>> START

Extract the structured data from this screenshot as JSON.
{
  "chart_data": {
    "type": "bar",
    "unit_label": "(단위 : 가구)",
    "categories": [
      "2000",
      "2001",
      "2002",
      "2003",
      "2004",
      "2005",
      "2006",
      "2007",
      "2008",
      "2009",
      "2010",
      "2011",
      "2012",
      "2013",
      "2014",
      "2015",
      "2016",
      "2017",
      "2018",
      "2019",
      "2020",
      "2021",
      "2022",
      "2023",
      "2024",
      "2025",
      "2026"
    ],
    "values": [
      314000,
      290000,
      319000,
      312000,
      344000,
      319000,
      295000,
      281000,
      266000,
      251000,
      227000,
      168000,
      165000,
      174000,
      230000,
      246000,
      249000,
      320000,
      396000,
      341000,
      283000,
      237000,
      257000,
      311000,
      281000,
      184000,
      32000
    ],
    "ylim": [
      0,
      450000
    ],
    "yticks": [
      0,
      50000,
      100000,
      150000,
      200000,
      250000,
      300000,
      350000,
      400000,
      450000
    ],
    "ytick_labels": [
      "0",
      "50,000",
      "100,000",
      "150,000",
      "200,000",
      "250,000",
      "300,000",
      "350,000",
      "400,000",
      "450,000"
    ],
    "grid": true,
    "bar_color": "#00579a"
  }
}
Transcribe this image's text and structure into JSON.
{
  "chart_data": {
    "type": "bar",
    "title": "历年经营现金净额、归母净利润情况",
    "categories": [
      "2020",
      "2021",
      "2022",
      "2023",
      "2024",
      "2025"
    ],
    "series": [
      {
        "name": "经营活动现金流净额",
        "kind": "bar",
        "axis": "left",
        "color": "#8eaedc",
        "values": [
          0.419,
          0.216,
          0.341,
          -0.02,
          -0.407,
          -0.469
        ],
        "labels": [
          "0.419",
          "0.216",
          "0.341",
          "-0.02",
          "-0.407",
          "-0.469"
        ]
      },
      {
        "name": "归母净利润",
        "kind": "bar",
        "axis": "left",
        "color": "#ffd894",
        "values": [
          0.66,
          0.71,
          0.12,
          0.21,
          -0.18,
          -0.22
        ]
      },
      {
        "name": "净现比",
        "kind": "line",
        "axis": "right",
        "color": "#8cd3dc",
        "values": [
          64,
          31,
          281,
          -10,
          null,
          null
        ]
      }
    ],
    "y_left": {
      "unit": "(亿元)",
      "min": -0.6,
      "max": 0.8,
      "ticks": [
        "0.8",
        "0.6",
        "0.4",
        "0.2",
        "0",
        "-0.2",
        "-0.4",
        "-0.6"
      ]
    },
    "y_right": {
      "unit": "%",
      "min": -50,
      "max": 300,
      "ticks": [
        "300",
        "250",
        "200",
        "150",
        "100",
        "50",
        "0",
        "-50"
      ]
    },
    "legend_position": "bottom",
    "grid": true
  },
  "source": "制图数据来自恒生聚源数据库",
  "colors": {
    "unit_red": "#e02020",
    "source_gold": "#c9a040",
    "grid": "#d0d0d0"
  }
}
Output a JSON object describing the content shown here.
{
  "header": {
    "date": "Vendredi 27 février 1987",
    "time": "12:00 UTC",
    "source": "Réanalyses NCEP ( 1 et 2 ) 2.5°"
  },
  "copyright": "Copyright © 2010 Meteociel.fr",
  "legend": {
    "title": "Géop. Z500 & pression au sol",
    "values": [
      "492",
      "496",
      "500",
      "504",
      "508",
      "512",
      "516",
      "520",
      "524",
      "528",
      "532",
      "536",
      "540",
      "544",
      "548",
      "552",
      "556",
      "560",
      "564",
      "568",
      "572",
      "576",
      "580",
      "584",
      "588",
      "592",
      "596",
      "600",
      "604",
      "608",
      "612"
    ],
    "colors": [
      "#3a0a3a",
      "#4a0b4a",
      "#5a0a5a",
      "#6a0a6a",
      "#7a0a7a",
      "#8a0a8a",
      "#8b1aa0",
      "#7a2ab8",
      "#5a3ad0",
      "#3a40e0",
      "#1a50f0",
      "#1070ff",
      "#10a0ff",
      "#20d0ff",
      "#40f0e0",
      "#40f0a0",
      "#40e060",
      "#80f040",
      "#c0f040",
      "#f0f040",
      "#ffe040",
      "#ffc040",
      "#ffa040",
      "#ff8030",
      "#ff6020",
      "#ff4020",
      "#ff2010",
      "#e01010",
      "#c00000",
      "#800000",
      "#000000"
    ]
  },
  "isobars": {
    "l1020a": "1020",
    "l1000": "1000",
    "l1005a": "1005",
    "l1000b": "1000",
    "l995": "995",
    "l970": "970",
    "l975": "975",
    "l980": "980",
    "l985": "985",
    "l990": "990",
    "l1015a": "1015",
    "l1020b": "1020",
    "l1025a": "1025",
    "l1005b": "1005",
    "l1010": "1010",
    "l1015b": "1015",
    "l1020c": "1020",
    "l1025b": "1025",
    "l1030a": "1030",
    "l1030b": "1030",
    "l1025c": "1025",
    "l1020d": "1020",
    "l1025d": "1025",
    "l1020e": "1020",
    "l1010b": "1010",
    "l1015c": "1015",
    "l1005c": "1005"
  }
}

>> END

**EXERCISE AIM**
Repeat back the data above, exact to the last character.

**COMPLETE RESPONSE**
Extract the structured data from this screenshot as JSON.
{
  "chart_data": {
    "type": "bar",
    "unit_label": "(단위 : 가구)",
    "categories": [
      "2000",
      "2001",
      "2002",
      "2003",
      "2004",
      "2005",
      "2006",
      "2007",
      "2008",
      "2009",
      "2010",
      "2011",
      "2012",
      "2013",
      "2014",
      "2015",
      "2016",
      "2017",
      "2018",
      "2019",
      "2020",
      "2021",
      "2022",
      "2023",
      "2024",
      "2025",
      "2026"
    ],
    "values": [
      314000,
      290000,
      319000,
      312000,
      344000,
      319000,
      295000,
      281000,
      266000,
      251000,
      227000,
      168000,
      165000,
      174000,
      230000,
      246000,
      249000,
      320000,
      396000,
      341000,
      283000,
      237000,
      257000,
      311000,
      281000,
      184000,
      32000
    ],
    "ylim": [
      0,
      450000
    ],
    "yticks": [
      0,
      50000,
      100000,
      150000,
      200000,
      250000,
      300000,
      350000,
      400000,
      450000
    ],
    "ytick_labels": [
      "0",
      "50,000",
      "100,000",
      "150,000",
      "200,000",
      "250,000",
      "300,000",
      "350,000",
      "400,000",
      "450,000"
    ],
    "grid": true,
    "bar_color": "#00579a"
  }
}
Transcribe this image's text and structure into JSON.
{
  "chart_data": {
    "type": "bar",
    "title": "历年经营现金净额、归母净利润情况",
    "categories": [
      "2020",
      "2021",
      "2022",
      "2023",
      "2024",
      "2025"
    ],
    "series": [
      {
        "name": "经营活动现金流净额",
        "kind": "bar",
        "axis": "left",
        "color": "#8eaedc",
        "values": [
          0.419,
          0.216,
          0.341,
          -0.02,
          -0.407,
          -0.469
        ],
        "labels": [
          "0.419",
          "0.216",
          "0.341",
          "-0.02",
          "-0.407",
          "-0.469"
        ]
      },
      {
        "name": "归母净利润",
        "kind": "bar",
        "axis": "left",
        "color": "#ffd894",
        "values": [
          0.66,
          0.71,
          0.12,
          0.21,
          -0.18,
          -0.22
        ]
      },
      {
        "name": "净现比",
        "kind": "line",
        "axis": "right",
        "color": "#8cd3dc",
        "values": [
          64,
          31,
          281,
          -10,
          null,
          null
        ]
      }
    ],
    "y_left": {
      "unit": "(亿元)",
      "min": -0.6,
      "max": 0.8,
      "ticks": [
        "0.8",
        "0.6",
        "0.4",
        "0.2",
        "0",
        "-0.2",
        "-0.4",
        "-0.6"
      ]
    },
    "y_right": {
      "unit": "%",
      "min": -50,
      "max": 300,
      "ticks": [
        "300",
        "250",
        "200",
        "150",
        "100",
        "50",
        "0",
        "-50"
      ]
    },
    "legend_position": "bottom",
    "grid": true
  },
  "source": "制图数据来自恒生聚源数据库",
  "colors": {
    "unit_red": "#e02020",
    "source_gold": "#c9a040",
    "grid": "#d0d0d0"
  }
}
Output a JSON object describing the content shown here.
{
  "header": {
    "date": "Vendredi 27 février 1987",
    "time": "12:00 UTC",
    "source": "Réanalyses NCEP ( 1 et 2 ) 2.5°"
  },
  "copyright": "Copyright © 2010 Meteociel.fr",
  "legend": {
    "title": "Géop. Z500 & pression au sol",
    "values": [
      "492",
      "496",
      "500",
      "504",
      "508",
      "512",
      "516",
      "520",
      "524",
      "528",
      "532",
      "536",
      "540",
      "544",
      "548",
      "552",
      "556",
      "560",
      "564",
      "568",
      "572",
      "576",
      "580",
      "584",
      "588",
      "592",
      "596",
      "600",
      "604",
      "608",
      "612"
    ],
    "colors": [
      "#3a0a3a",
      "#4a0b4a",
      "#5a0a5a",
      "#6a0a6a",
      "#7a0a7a",
      "#8a0a8a",
      "#8b1aa0",
      "#7a2ab8",
      "#5a3ad0",
      "#3a40e0",
      "#1a50f0",
      "#1070ff",
      "#10a0ff",
      "#20d0ff",
      "#40f0e0",
      "#40f0a0",
      "#40e060",
      "#80f040",
      "#c0f040",
      "#f0f040",
      "#ffe040",
      "#ffc040",
      "#ffa040",
      "#ff8030",
      "#ff6020",
      "#ff4020",
      "#ff2010",
      "#e01010",
      "#c00000",
      "#800000",
      "#000000"
    ]
  },
  "isobars": {
    "l1020a": "1020",
    "l1000": "1000",
    "l1005a": "1005",
    "l1000b": "1000",
    "l995": "995",
    "l970": "970",
    "l975": "975",
    "l980": "980",
    "l985": "985",
    "l990": "990",
    "l1015a": "1015",
    "l1020b": "1020",
    "l1025a": "1025",
    "l1005b": "1005",
    "l1010": "1010",
    "l1015b": "1015",
    "l1020c": "1020",
    "l1025b": "1025",
    "l1030a": "1030",
    "l1030b": "1030",
    "l1025c": "1025",
    "l1020d": "1020",
    "l1025d": "1025",
    "l1020e": "1020",
    "l1010b": "1010",
    "l1015c": "1015",
    "l1005c": "1005"
  }
}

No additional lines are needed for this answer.